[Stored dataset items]
====================

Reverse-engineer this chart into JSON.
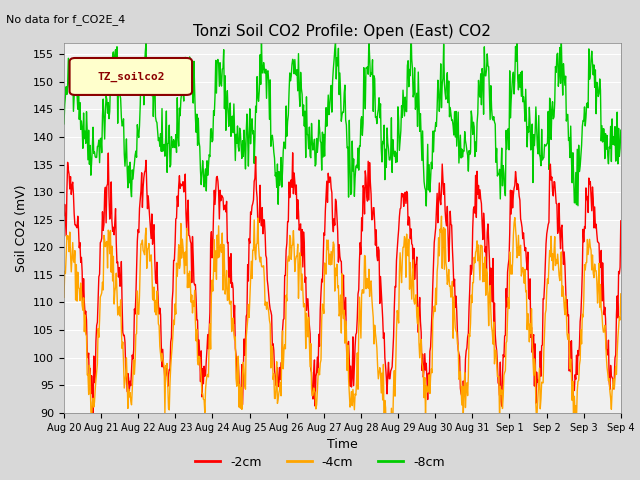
{
  "title": "Tonzi Soil CO2 Profile: Open (East) CO2",
  "subtitle": "No data for f_CO2E_4",
  "ylabel": "Soil CO2 (mV)",
  "xlabel": "Time",
  "ylim": [
    90,
    157
  ],
  "yticks": [
    90,
    95,
    100,
    105,
    110,
    115,
    120,
    125,
    130,
    135,
    140,
    145,
    150,
    155
  ],
  "legend_label": "TZ_soilco2",
  "series_labels": [
    "-2cm",
    "-4cm",
    "-8cm"
  ],
  "series_colors": [
    "#ff0000",
    "#ffa500",
    "#00cc00"
  ],
  "line_width": 1.0,
  "bg_color": "#d8d8d8",
  "plot_bg_color": "#f0f0f0",
  "n_days": 15,
  "x_tick_labels": [
    "Aug 20",
    "Aug 21",
    "Aug 22",
    "Aug 23",
    "Aug 24",
    "Aug 25",
    "Aug 26",
    "Aug 27",
    "Aug 28",
    "Aug 29",
    "Aug 30",
    "Aug 31",
    "Sep 1",
    "Sep 2",
    "Sep 3",
    "Sep 4"
  ],
  "seed": 42
}
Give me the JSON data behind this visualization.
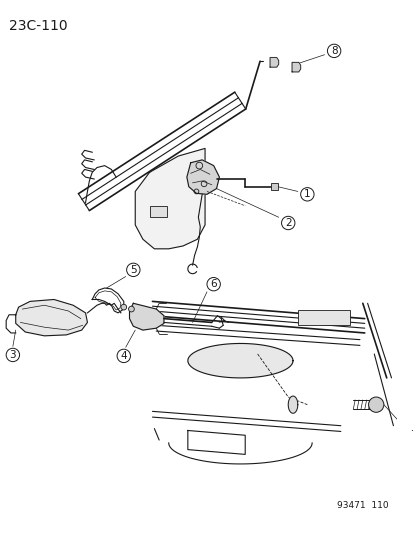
{
  "page_id": "23C-110",
  "catalog_number": "93471  110",
  "background_color": "#ffffff",
  "line_color": "#1a1a1a",
  "title_fontsize": 10,
  "callout_fontsize": 7.5,
  "small_fontsize": 6.5
}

====================

#### [Written problem]
Omit all pictures and write out, exactly, only the lines from the line containing "Give me the" through the last line of the entries above.

#### [Exercise response]
Give me the JSON data behind this visualization.
{
  "page_id": "23C-110",
  "catalog_number": "93471  110",
  "background_color": "#ffffff",
  "line_color": "#1a1a1a",
  "title_fontsize": 10,
  "callout_fontsize": 7.5,
  "small_fontsize": 6.5
}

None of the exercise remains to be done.